# What you are asked to do
Pictures aside, quote the whole listing exactly.

Dataset entries on figures:
☆ ☆ ☆

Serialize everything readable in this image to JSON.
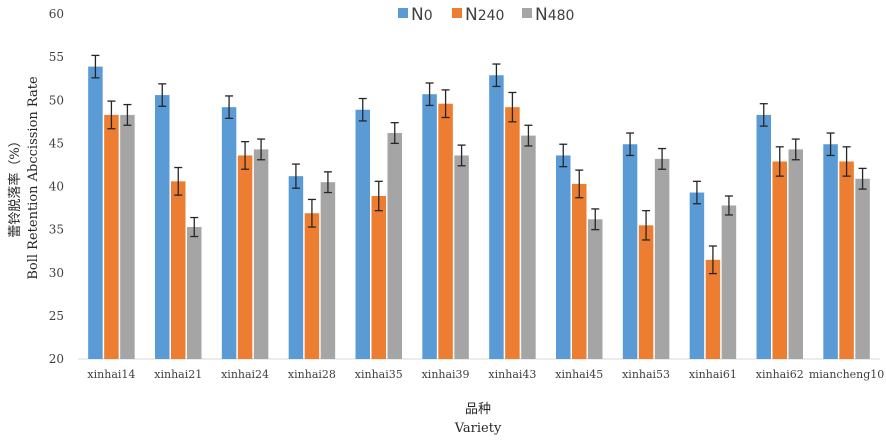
{
  "chart_data": {
    "type": "bar",
    "title": "",
    "xlabel": "品种",
    "xlabel_en": "Variety",
    "ylabel": "蕾铃脱落率（%）",
    "ylabel_en": "Boll Retention Abccission Rate",
    "ylim": [
      20,
      60
    ],
    "yticks": [
      20,
      25,
      30,
      35,
      40,
      45,
      50,
      55,
      60
    ],
    "grid": false,
    "legend_position": "top-center",
    "categories": [
      "xinhai14",
      "xinhai21",
      "xinhai24",
      "xinhai28",
      "xinhai35",
      "xinhai39",
      "xinhai43",
      "xinhai45",
      "xinhai53",
      "xinhai61",
      "xinhai62",
      "miancheng10"
    ],
    "series": [
      {
        "name": "N0",
        "legend_base": "N",
        "legend_sub": "0",
        "color": "#5B9BD5",
        "values": [
          53.9,
          50.6,
          49.2,
          41.2,
          48.9,
          50.7,
          52.9,
          43.6,
          44.9,
          39.3,
          48.3,
          44.9
        ],
        "errors": [
          1.3,
          1.3,
          1.3,
          1.4,
          1.3,
          1.3,
          1.3,
          1.3,
          1.3,
          1.3,
          1.3,
          1.3
        ]
      },
      {
        "name": "N240",
        "legend_base": "N",
        "legend_sub": "240",
        "color": "#ED7D31",
        "values": [
          48.3,
          40.6,
          43.6,
          36.9,
          38.9,
          49.6,
          49.2,
          40.3,
          35.5,
          31.5,
          42.9,
          42.9
        ],
        "errors": [
          1.6,
          1.6,
          1.6,
          1.6,
          1.7,
          1.6,
          1.7,
          1.6,
          1.7,
          1.6,
          1.7,
          1.7
        ]
      },
      {
        "name": "N480",
        "legend_base": "N",
        "legend_sub": "480",
        "color": "#A5A5A5",
        "values": [
          48.3,
          35.3,
          44.3,
          40.5,
          46.2,
          43.6,
          45.9,
          36.2,
          43.2,
          37.8,
          44.3,
          40.9
        ],
        "errors": [
          1.2,
          1.1,
          1.2,
          1.2,
          1.2,
          1.2,
          1.2,
          1.2,
          1.2,
          1.1,
          1.2,
          1.2
        ]
      }
    ]
  }
}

☆ ☆ ☆

# Finished answer
Serialize everything readable in this image to JSON.
{
  "chart_data": {
    "type": "bar",
    "title": "",
    "xlabel": "品种",
    "xlabel_en": "Variety",
    "ylabel": "蕾铃脱落率（%）",
    "ylabel_en": "Boll Retention Abccission Rate",
    "ylim": [
      20,
      60
    ],
    "yticks": [
      20,
      25,
      30,
      35,
      40,
      45,
      50,
      55,
      60
    ],
    "grid": false,
    "legend_position": "top-center",
    "categories": [
      "xinhai14",
      "xinhai21",
      "xinhai24",
      "xinhai28",
      "xinhai35",
      "xinhai39",
      "xinhai43",
      "xinhai45",
      "xinhai53",
      "xinhai61",
      "xinhai62",
      "miancheng10"
    ],
    "series": [
      {
        "name": "N0",
        "legend_base": "N",
        "legend_sub": "0",
        "color": "#5B9BD5",
        "values": [
          53.9,
          50.6,
          49.2,
          41.2,
          48.9,
          50.7,
          52.9,
          43.6,
          44.9,
          39.3,
          48.3,
          44.9
        ],
        "errors": [
          1.3,
          1.3,
          1.3,
          1.4,
          1.3,
          1.3,
          1.3,
          1.3,
          1.3,
          1.3,
          1.3,
          1.3
        ]
      },
      {
        "name": "N240",
        "legend_base": "N",
        "legend_sub": "240",
        "color": "#ED7D31",
        "values": [
          48.3,
          40.6,
          43.6,
          36.9,
          38.9,
          49.6,
          49.2,
          40.3,
          35.5,
          31.5,
          42.9,
          42.9
        ],
        "errors": [
          1.6,
          1.6,
          1.6,
          1.6,
          1.7,
          1.6,
          1.7,
          1.6,
          1.7,
          1.6,
          1.7,
          1.7
        ]
      },
      {
        "name": "N480",
        "legend_base": "N",
        "legend_sub": "480",
        "color": "#A5A5A5",
        "values": [
          48.3,
          35.3,
          44.3,
          40.5,
          46.2,
          43.6,
          45.9,
          36.2,
          43.2,
          37.8,
          44.3,
          40.9
        ],
        "errors": [
          1.2,
          1.1,
          1.2,
          1.2,
          1.2,
          1.2,
          1.2,
          1.2,
          1.2,
          1.1,
          1.2,
          1.2
        ]
      }
    ]
  }
}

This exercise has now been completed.